== TASK REQUIREMENTS ==
Format the lines below as a JSON list of strings, one string per line, skipping any blank lines. Leave out the pictures.

§ §

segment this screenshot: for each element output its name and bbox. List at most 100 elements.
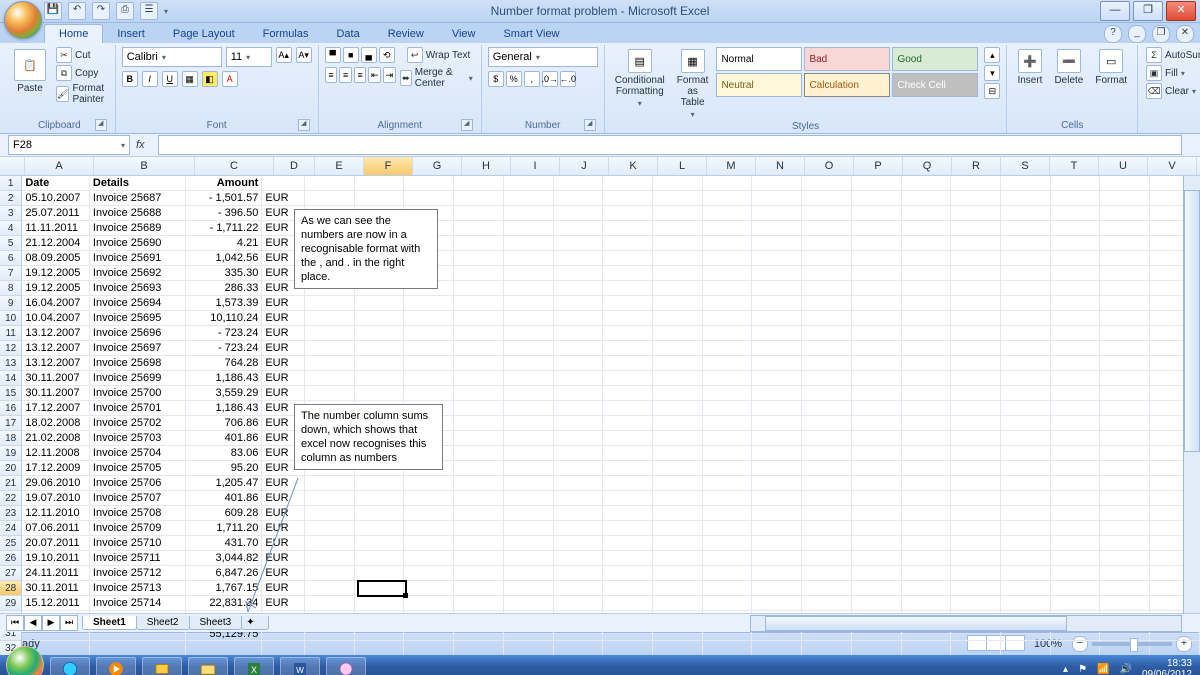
- cell-L26[interactable]: [653, 551, 703, 566]
- cell-Q12[interactable]: [902, 341, 952, 356]
- cell-B14[interactable]: Invoice 25699: [90, 371, 186, 386]
- cell-A27[interactable]: 24.11.2011: [22, 566, 90, 581]
- cell-B4[interactable]: Invoice 25689: [90, 221, 186, 236]
- cell-I18[interactable]: [504, 431, 554, 446]
- cell-O9[interactable]: [802, 296, 852, 311]
- cell-J1[interactable]: [554, 176, 604, 191]
- zoom-slider[interactable]: [1092, 642, 1172, 646]
- cell-L18[interactable]: [653, 431, 703, 446]
- paste-button[interactable]: 📋 Paste: [10, 47, 50, 96]
- cell-A17[interactable]: 18.02.2008: [22, 416, 90, 431]
- cell-D13[interactable]: EUR: [262, 356, 305, 371]
- cell-T17[interactable]: [1051, 416, 1101, 431]
- cell-K21[interactable]: [603, 476, 653, 491]
- cell-Q19[interactable]: [902, 446, 952, 461]
- cell-N12[interactable]: [752, 341, 802, 356]
- cell-A29[interactable]: 15.12.2011: [22, 596, 90, 611]
- cell-J11[interactable]: [554, 326, 604, 341]
- cell-T23[interactable]: [1051, 506, 1101, 521]
- tab-formulas[interactable]: Formulas: [249, 25, 323, 43]
- cell-P27[interactable]: [852, 566, 902, 581]
- cell-Q2[interactable]: [902, 191, 952, 206]
- cell-J15[interactable]: [554, 386, 604, 401]
- cell-P12[interactable]: [852, 341, 902, 356]
- cell-R1[interactable]: [951, 176, 1001, 191]
- cell-M5[interactable]: [703, 236, 753, 251]
- qat-dropdown-icon[interactable]: ▾: [164, 7, 168, 16]
- cell-J14[interactable]: [554, 371, 604, 386]
- cell-E13[interactable]: [305, 356, 355, 371]
- cell-K1[interactable]: [603, 176, 653, 191]
- min-ribbon-icon[interactable]: _: [1128, 25, 1146, 43]
- cell-M21[interactable]: [703, 476, 753, 491]
- cell-G28[interactable]: [404, 581, 454, 596]
- cell-P4[interactable]: [852, 221, 902, 236]
- align-left-icon[interactable]: ≡: [325, 67, 338, 83]
- tab-smart-view[interactable]: Smart View: [489, 25, 573, 43]
- qat-print-icon[interactable]: ⎙: [116, 2, 134, 20]
- cell-L2[interactable]: [653, 191, 703, 206]
- cell-T15[interactable]: [1051, 386, 1101, 401]
- row-header[interactable]: 3: [0, 206, 22, 221]
- cell-F12[interactable]: [355, 341, 405, 356]
- cell-O22[interactable]: [802, 491, 852, 506]
- cell-K12[interactable]: [603, 341, 653, 356]
- cell-M27[interactable]: [703, 566, 753, 581]
- cell-C27[interactable]: 6,847.26: [186, 566, 262, 581]
- cell-C4[interactable]: - 1,711.22: [186, 221, 262, 236]
- cell-A5[interactable]: 21.12.2004: [22, 236, 90, 251]
- cell-Q1[interactable]: [902, 176, 952, 191]
- cell-H2[interactable]: [454, 191, 504, 206]
- cell-I22[interactable]: [504, 491, 554, 506]
- cell-T28[interactable]: [1051, 581, 1101, 596]
- border-button[interactable]: ▦: [182, 71, 198, 87]
- cell-P7[interactable]: [852, 266, 902, 281]
- cell-F25[interactable]: [355, 536, 405, 551]
- cell-J26[interactable]: [554, 551, 604, 566]
- cell-M1[interactable]: [703, 176, 753, 191]
- cell-H16[interactable]: [454, 401, 504, 416]
- cell-B22[interactable]: Invoice 25707: [90, 491, 186, 506]
- close-button[interactable]: ✕: [1166, 1, 1196, 21]
- cell-K22[interactable]: [603, 491, 653, 506]
- tray-up-icon[interactable]: ▴: [1063, 664, 1068, 675]
- cell-M28[interactable]: [703, 581, 753, 596]
- row-header[interactable]: 20: [0, 461, 22, 476]
- cell-O2[interactable]: [802, 191, 852, 206]
- cell-H32[interactable]: [454, 641, 504, 656]
- cell-F1[interactable]: [355, 176, 405, 191]
- cell-T2[interactable]: [1051, 191, 1101, 206]
- cell-S22[interactable]: [1001, 491, 1051, 506]
- cell-A18[interactable]: 21.02.2008: [22, 431, 90, 446]
- cell-E23[interactable]: [305, 506, 355, 521]
- cell-L25[interactable]: [653, 536, 703, 551]
- cell-L5[interactable]: [653, 236, 703, 251]
- cell-O6[interactable]: [802, 251, 852, 266]
- cell-U27[interactable]: [1100, 566, 1150, 581]
- cell-U2[interactable]: [1100, 191, 1150, 206]
- cell-E29[interactable]: [305, 596, 355, 611]
- cell-Q5[interactable]: [902, 236, 952, 251]
- cell-Q20[interactable]: [902, 461, 952, 476]
- taskbar-outlook-icon[interactable]: [142, 657, 182, 675]
- tab-review[interactable]: Review: [374, 25, 438, 43]
- cell-G22[interactable]: [404, 491, 454, 506]
- cell-C19[interactable]: 83.06: [186, 446, 262, 461]
- cell-O26[interactable]: [802, 551, 852, 566]
- cell-K26[interactable]: [603, 551, 653, 566]
- cell-K2[interactable]: [603, 191, 653, 206]
- cell-S4[interactable]: [1001, 221, 1051, 236]
- cell-L3[interactable]: [653, 206, 703, 221]
- cell-N5[interactable]: [752, 236, 802, 251]
- cell-U16[interactable]: [1100, 401, 1150, 416]
- cell-K24[interactable]: [603, 521, 653, 536]
- italic-button[interactable]: I: [142, 71, 158, 87]
- taskbar-paint-icon[interactable]: [326, 657, 366, 675]
- cell-N25[interactable]: [752, 536, 802, 551]
- cell-J6[interactable]: [554, 251, 604, 266]
- cell-S18[interactable]: [1001, 431, 1051, 446]
- row-header[interactable]: 28: [0, 581, 22, 596]
- cell-D22[interactable]: EUR: [262, 491, 305, 506]
- cell-H6[interactable]: [454, 251, 504, 266]
- cell-O11[interactable]: [802, 326, 852, 341]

§ §

== WRITTEN RESPONSE ==
[
  "segment this screenshot: for each element output its name and bbox. List at most 100 elements.",
  "- cell-L26[interactable]: [653, 551, 703, 566]",
  "- cell-Q12[interactable]: [902, 341, 952, 356]",
  "- cell-B14[interactable]: Invoice 25699: [90, 371, 186, 386]",
  "- cell-A27[interactable]: 24.11.2011: [22, 566, 90, 581]",
  "- cell-B4[interactable]: Invoice 25689: [90, 221, 186, 236]",
  "- cell-I18[interactable]: [504, 431, 554, 446]",
  "- cell-O9[interactable]: [802, 296, 852, 311]",
  "- cell-J1[interactable]: [554, 176, 604, 191]",
  "- zoom-slider[interactable]: [1092, 642, 1172, 646]",
  "- cell-L18[interactable]: [653, 431, 703, 446]",
  "- paste-button[interactable]: 📋 Paste: [10, 47, 50, 96]",
  "- cell-A17[interactable]: 18.02.2008: [22, 416, 90, 431]",
  "- cell-D13[interactable]: EUR: [262, 356, 305, 371]",
  "- cell-T17[interactable]: [1051, 416, 1101, 431]",
  "- cell-K21[interactable]: [603, 476, 653, 491]",
  "- cell-Q19[interactable]: [902, 446, 952, 461]",
  "- cell-N12[interactable]: [752, 341, 802, 356]",
  "- cell-A29[interactable]: 15.12.2011: [22, 596, 90, 611]",
  "- cell-J11[interactable]: [554, 326, 604, 341]",
  "- cell-T23[interactable]: [1051, 506, 1101, 521]",
  "- tab-formulas[interactable]: Formulas: [249, 25, 323, 43]",
  "- cell-P27[interactable]: [852, 566, 902, 581]",
  "- cell-Q2[interactable]: [902, 191, 952, 206]",
  "- cell-J15[interactable]: [554, 386, 604, 401]",
  "- cell-P12[interactable]: [852, 341, 902, 356]",
  "- cell-R1[interactable]: [951, 176, 1001, 191]",
  "- cell-M5[interactable]: [703, 236, 753, 251]",
  "- qat-dropdown-icon[interactable]: ▾: [164, 7, 168, 16]",
  "- cell-J14[interactable]: [554, 371, 604, 386]",
  "- cell-E13[interactable]: [305, 356, 355, 371]",
  "- cell-K1[interactable]: [603, 176, 653, 191]",
  "- min-ribbon-icon[interactable]: _: [1128, 25, 1146, 43]",
  "- cell-M21[interactable]: [703, 476, 753, 491]",
  "- cell-G28[interactable]: [404, 581, 454, 596]",
  "- cell-P4[interactable]: [852, 221, 902, 236]",
  "- align-left-icon[interactable]: ≡: [325, 67, 338, 83]",
  "- tab-smart-view[interactable]: Smart View: [489, 25, 573, 43]",
  "- qat-print-icon[interactable]: ⎙: [116, 2, 134, 20]",
  "- cell-L2[interactable]: [653, 191, 703, 206]",
  "- cell-T15[interactable]: [1051, 386, 1101, 401]",
  "- row-header[interactable]: 3: [0, 206, 22, 221]",
  "- cell-F12[interactable]: [355, 341, 405, 356]",
  "- cell-O22[interactable]: [802, 491, 852, 506]",
  "- cell-K12[interactable]: [603, 341, 653, 356]",
  "- cell-M27[interactable]: [703, 566, 753, 581]",
  "- cell-C27[interactable]: 6,847.26: [186, 566, 262, 581]",
  "- cell-C4[interactable]: - 1,711.22: [186, 221, 262, 236]",
  "- cell-A5[interactable]: 21.12.2004: [22, 236, 90, 251]",
  "- cell-Q1[interactable]: [902, 176, 952, 191]",
  "- cell-H2[interactable]: [454, 191, 504, 206]",
  "- cell-I22[interactable]: [504, 491, 554, 506]",
  "- cell-T28[interactable]: [1051, 581, 1101, 596]",
  "- border-button[interactable]: ▦: [182, 71, 198, 87]",
  "- cell-P7[interactable]: [852, 266, 902, 281]",
  "- cell-F25[interactable]: [355, 536, 405, 551]",
  "- cell-J26[interactable]: [554, 551, 604, 566]",
  "- cell-M1[interactable]: [703, 176, 753, 191]",
  "- cell-H16[interactable]: [454, 401, 504, 416]",
  "- cell-B22[interactable]: Invoice 25707: [90, 491, 186, 506]",
  "- close-button[interactable]: ✕: [1166, 1, 1196, 21]",
  "- cell-K22[interactable]: [603, 491, 653, 506]",
  "- tray-up-icon[interactable]: ▴: [1063, 664, 1068, 675]",
  "- cell-M28[interactable]: [703, 581, 753, 596]",
  "- row-header[interactable]: 20: [0, 461, 22, 476]",
  "- cell-O2[interactable]: [802, 191, 852, 206]",
  "- cell-H32[interactable]: [454, 641, 504, 656]",
  "- cell-F1[interactable]: [355, 176, 405, 191]",
  "- cell-T2[interactable]: [1051, 191, 1101, 206]",
  "- cell-S22[interactable]: [1001, 491, 1051, 506]",
  "- cell-A18[interactable]: 21.02.2008: [22, 431, 90, 446]",
  "- cell-E23[interactable]: [305, 506, 355, 521]",
  "- cell-L25[interactable]: [653, 536, 703, 551]",
  "- cell-L5[interactable]: [653, 236, 703, 251]",
  "- cell-O6[interactable]: [802, 251, 852, 266]",
  "- cell-U27[interactable]: [1100, 566, 1150, 581]",
  "- cell-U2[interactable]: [1100, 191, 1150, 206]",
  "- cell-E29[interactable]: [305, 596, 355, 611]",
  "- cell-Q5[interactable]: [902, 236, 952, 251]",
  "- cell-Q20[interactable]: [902, 461, 952, 476]",
  "- taskbar-outlook-icon[interactable]: [142, 657, 182, 675]",
  "- tab-review[interactable]: Review: [374, 25, 438, 43]",
  "- cell-G22[interactable]: [404, 491, 454, 506]",
  "- cell-C19[interactable]: 83.06: [186, 446, 262, 461]",
  "- cell-O26[interactable]: [802, 551, 852, 566]",
  "- cell-K26[interactable]: [603, 551, 653, 566]",
  "- cell-K2[interactable]: [603, 191, 653, 206]",
  "- cell-S4[interactable]: [1001, 221, 1051, 236]",
  "- cell-L3[interactable]: [653, 206, 703, 221]",
  "- cell-N5[interactable]: [752, 236, 802, 251]",
  "- cell-U16[interactable]: [1100, 401, 1150, 416]",
  "- cell-K24[interactable]: [603, 521, 653, 536]",
  "- italic-button[interactable]: I: [142, 71, 158, 87]",
  "- taskbar-paint-icon[interactable]: [326, 657, 366, 675]",
  "- cell-N25[interactable]: [752, 536, 802, 551]",
  "- cell-J6[interactable]: [554, 251, 604, 266]",
  "- cell-S18[interactable]: [1001, 431, 1051, 446]",
  "- row-header[interactable]: 28: [0, 581, 22, 596]",
  "- cell-D22[interactable]: EUR: [262, 491, 305, 506]",
  "- cell-H6[interactable]: [454, 251, 504, 266]",
  "- cell-O11[interactable]: [802, 326, 852, 341]"
]